━━ DATASET ROWS ━━
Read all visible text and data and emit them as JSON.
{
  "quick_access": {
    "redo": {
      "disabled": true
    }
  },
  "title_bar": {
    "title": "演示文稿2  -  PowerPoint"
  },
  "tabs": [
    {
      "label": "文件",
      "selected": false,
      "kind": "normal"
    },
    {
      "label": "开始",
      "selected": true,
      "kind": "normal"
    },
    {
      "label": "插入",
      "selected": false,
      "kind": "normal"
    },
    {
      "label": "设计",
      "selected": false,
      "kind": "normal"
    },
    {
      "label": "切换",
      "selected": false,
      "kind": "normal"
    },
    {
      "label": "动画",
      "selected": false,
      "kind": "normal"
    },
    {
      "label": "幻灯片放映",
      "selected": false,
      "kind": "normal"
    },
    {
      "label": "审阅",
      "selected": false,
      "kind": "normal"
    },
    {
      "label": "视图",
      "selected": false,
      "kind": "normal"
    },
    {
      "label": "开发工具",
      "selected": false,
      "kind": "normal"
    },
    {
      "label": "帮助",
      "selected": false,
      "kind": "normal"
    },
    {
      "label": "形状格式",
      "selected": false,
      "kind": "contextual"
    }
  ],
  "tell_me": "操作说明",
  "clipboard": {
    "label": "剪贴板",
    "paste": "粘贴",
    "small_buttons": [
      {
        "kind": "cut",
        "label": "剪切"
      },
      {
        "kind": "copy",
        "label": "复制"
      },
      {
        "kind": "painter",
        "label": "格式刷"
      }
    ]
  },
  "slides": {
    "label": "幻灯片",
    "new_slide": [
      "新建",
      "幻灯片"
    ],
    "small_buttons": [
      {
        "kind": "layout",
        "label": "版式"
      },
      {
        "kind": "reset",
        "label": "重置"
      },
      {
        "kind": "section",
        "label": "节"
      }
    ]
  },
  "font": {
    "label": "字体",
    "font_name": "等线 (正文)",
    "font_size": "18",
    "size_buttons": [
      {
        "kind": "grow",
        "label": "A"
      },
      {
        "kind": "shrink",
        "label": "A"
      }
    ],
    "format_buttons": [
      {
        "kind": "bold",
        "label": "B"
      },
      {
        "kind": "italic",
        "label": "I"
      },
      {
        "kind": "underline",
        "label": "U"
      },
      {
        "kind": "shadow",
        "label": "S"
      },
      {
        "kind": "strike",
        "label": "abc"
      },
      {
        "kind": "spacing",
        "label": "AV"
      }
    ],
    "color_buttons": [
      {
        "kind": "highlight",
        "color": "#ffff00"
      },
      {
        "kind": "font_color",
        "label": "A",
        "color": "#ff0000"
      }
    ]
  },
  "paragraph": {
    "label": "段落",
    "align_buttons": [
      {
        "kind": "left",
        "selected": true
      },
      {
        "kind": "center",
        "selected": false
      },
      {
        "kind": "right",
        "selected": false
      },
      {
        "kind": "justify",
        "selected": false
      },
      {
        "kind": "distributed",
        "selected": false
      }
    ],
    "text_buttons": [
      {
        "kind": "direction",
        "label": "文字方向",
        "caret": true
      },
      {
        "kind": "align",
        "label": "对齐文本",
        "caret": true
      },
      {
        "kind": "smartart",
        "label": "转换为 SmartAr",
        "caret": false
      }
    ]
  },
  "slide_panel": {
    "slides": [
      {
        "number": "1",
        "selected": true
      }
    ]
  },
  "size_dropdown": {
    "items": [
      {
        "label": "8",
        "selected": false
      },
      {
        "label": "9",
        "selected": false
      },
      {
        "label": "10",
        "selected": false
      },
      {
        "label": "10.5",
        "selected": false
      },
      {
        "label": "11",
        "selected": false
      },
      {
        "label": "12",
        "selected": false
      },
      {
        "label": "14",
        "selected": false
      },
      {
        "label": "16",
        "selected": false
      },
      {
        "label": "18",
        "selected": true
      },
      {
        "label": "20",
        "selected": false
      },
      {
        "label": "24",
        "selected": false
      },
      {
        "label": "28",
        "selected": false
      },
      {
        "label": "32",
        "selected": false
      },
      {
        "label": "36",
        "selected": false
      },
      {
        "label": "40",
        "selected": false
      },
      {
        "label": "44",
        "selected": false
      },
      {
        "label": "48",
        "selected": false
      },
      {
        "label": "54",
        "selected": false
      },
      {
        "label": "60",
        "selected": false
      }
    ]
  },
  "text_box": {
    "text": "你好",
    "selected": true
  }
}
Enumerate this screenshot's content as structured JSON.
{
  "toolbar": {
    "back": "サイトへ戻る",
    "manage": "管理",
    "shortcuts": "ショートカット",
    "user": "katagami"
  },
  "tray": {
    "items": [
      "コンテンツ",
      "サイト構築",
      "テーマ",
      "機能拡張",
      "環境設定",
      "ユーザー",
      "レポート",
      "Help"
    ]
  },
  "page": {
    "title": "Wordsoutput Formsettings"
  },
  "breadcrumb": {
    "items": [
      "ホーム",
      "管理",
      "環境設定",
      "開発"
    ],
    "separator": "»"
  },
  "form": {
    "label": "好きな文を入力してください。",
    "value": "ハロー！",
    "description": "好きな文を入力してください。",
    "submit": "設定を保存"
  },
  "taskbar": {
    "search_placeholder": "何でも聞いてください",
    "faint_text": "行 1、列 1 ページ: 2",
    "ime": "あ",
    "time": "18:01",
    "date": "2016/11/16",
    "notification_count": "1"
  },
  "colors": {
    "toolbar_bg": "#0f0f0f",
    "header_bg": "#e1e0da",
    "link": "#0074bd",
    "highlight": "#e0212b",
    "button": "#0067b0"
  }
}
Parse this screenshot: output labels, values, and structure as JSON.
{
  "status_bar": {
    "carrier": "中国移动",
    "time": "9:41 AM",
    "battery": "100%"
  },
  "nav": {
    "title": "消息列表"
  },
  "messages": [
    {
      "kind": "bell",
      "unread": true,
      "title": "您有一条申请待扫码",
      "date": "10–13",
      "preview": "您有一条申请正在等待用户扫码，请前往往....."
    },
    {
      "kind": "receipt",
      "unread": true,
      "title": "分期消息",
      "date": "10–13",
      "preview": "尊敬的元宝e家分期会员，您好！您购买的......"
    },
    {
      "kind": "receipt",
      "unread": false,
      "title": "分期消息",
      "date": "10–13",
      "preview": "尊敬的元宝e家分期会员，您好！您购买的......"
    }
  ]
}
━━━
→ WHAT TO WORK ON: Copy all the lines, exactly.

→ CORRECT RESULT:
Read all visible text and data and emit them as JSON.
{
  "quick_access": {
    "redo": {
      "disabled": true
    }
  },
  "title_bar": {
    "title": "演示文稿2  -  PowerPoint"
  },
  "tabs": [
    {
      "label": "文件",
      "selected": false,
      "kind": "normal"
    },
    {
      "label": "开始",
      "selected": true,
      "kind": "normal"
    },
    {
      "label": "插入",
      "selected": false,
      "kind": "normal"
    },
    {
      "label": "设计",
      "selected": false,
      "kind": "normal"
    },
    {
      "label": "切换",
      "selected": false,
      "kind": "normal"
    },
    {
      "label": "动画",
      "selected": false,
      "kind": "normal"
    },
    {
      "label": "幻灯片放映",
      "selected": false,
      "kind": "normal"
    },
    {
      "label": "审阅",
      "selected": false,
      "kind": "normal"
    },
    {
      "label": "视图",
      "selected": false,
      "kind": "normal"
    },
    {
      "label": "开发工具",
      "selected": false,
      "kind": "normal"
    },
    {
      "label": "帮助",
      "selected": false,
      "kind": "normal"
    },
    {
      "label": "形状格式",
      "selected": false,
      "kind": "contextual"
    }
  ],
  "tell_me": "操作说明",
  "clipboard": {
    "label": "剪贴板",
    "paste": "粘贴",
    "small_buttons": [
      {
        "kind": "cut",
        "label": "剪切"
      },
      {
        "kind": "copy",
        "label": "复制"
      },
      {
        "kind": "painter",
        "label": "格式刷"
      }
    ]
  },
  "slides": {
    "label": "幻灯片",
    "new_slide": [
      "新建",
      "幻灯片"
    ],
    "small_buttons": [
      {
        "kind": "layout",
        "label": "版式"
      },
      {
        "kind": "reset",
        "label": "重置"
      },
      {
        "kind": "section",
        "label": "节"
      }
    ]
  },
  "font": {
    "label": "字体",
    "font_name": "等线 (正文)",
    "font_size": "18",
    "size_buttons": [
      {
        "kind": "grow",
        "label": "A"
      },
      {
        "kind": "shrink",
        "label": "A"
      }
    ],
    "format_buttons": [
      {
        "kind": "bold",
        "label": "B"
      },
      {
        "kind": "italic",
        "label": "I"
      },
      {
        "kind": "underline",
        "label": "U"
      },
      {
        "kind": "shadow",
        "label": "S"
      },
      {
        "kind": "strike",
        "label": "abc"
      },
      {
        "kind": "spacing",
        "label": "AV"
      }
    ],
    "color_buttons": [
      {
        "kind": "highlight",
        "color": "#ffff00"
      },
      {
        "kind": "font_color",
        "label": "A",
        "color": "#ff0000"
      }
    ]
  },
  "paragraph": {
    "label": "段落",
    "align_buttons": [
      {
        "kind": "left",
        "selected": true
      },
      {
        "kind": "center",
        "selected": false
      },
      {
        "kind": "right",
        "selected": false
      },
      {
        "kind": "justify",
        "selected": false
      },
      {
        "kind": "distributed",
        "selected": false
      }
    ],
    "text_buttons": [
      {
        "kind": "direction",
        "label": "文字方向",
        "caret": true
      },
      {
        "kind": "align",
        "label": "对齐文本",
        "caret": true
      },
      {
        "kind": "smartart",
        "label": "转换为 SmartAr",
        "caret": false
      }
    ]
  },
  "slide_panel": {
    "slides": [
      {
        "number": "1",
        "selected": true
      }
    ]
  },
  "size_dropdown": {
    "items": [
      {
        "label": "8",
        "selected": false
      },
      {
        "label": "9",
        "selected": false
      },
      {
        "label": "10",
        "selected": false
      },
      {
        "label": "10.5",
        "selected": false
      },
      {
        "label": "11",
        "selected": false
      },
      {
        "label": "12",
        "selected": false
      },
      {
        "label": "14",
        "selected": false
      },
      {
        "label": "16",
        "selected": false
      },
      {
        "label": "18",
        "selected": true
      },
      {
        "label": "20",
        "selected": false
      },
      {
        "label": "24",
        "selected": false
      },
      {
        "label": "28",
        "selected": false
      },
      {
        "label": "32",
        "selected": false
      },
      {
        "label": "36",
        "selected": false
      },
      {
        "label": "40",
        "selected": false
      },
      {
        "label": "44",
        "selected": false
      },
      {
        "label": "48",
        "selected": false
      },
      {
        "label": "54",
        "selected": false
      },
      {
        "label": "60",
        "selected": false
      }
    ]
  },
  "text_box": {
    "text": "你好",
    "selected": true
  }
}
Enumerate this screenshot's content as structured JSON.
{
  "toolbar": {
    "back": "サイトへ戻る",
    "manage": "管理",
    "shortcuts": "ショートカット",
    "user": "katagami"
  },
  "tray": {
    "items": [
      "コンテンツ",
      "サイト構築",
      "テーマ",
      "機能拡張",
      "環境設定",
      "ユーザー",
      "レポート",
      "Help"
    ]
  },
  "page": {
    "title": "Wordsoutput Formsettings"
  },
  "breadcrumb": {
    "items": [
      "ホーム",
      "管理",
      "環境設定",
      "開発"
    ],
    "separator": "»"
  },
  "form": {
    "label": "好きな文を入力してください。",
    "value": "ハロー！",
    "description": "好きな文を入力してください。",
    "submit": "設定を保存"
  },
  "taskbar": {
    "search_placeholder": "何でも聞いてください",
    "faint_text": "行 1、列 1 ページ: 2",
    "ime": "あ",
    "time": "18:01",
    "date": "2016/11/16",
    "notification_count": "1"
  },
  "colors": {
    "toolbar_bg": "#0f0f0f",
    "header_bg": "#e1e0da",
    "link": "#0074bd",
    "highlight": "#e0212b",
    "button": "#0067b0"
  }
}
Parse this screenshot: output labels, values, and structure as JSON.
{
  "status_bar": {
    "carrier": "中国移动",
    "time": "9:41 AM",
    "battery": "100%"
  },
  "nav": {
    "title": "消息列表"
  },
  "messages": [
    {
      "kind": "bell",
      "unread": true,
      "title": "您有一条申请待扫码",
      "date": "10–13",
      "preview": "您有一条申请正在等待用户扫码，请前往往....."
    },
    {
      "kind": "receipt",
      "unread": true,
      "title": "分期消息",
      "date": "10–13",
      "preview": "尊敬的元宝e家分期会员，您好！您购买的......"
    },
    {
      "kind": "receipt",
      "unread": false,
      "title": "分期消息",
      "date": "10–13",
      "preview": "尊敬的元宝e家分期会员，您好！您购买的......"
    }
  ]
}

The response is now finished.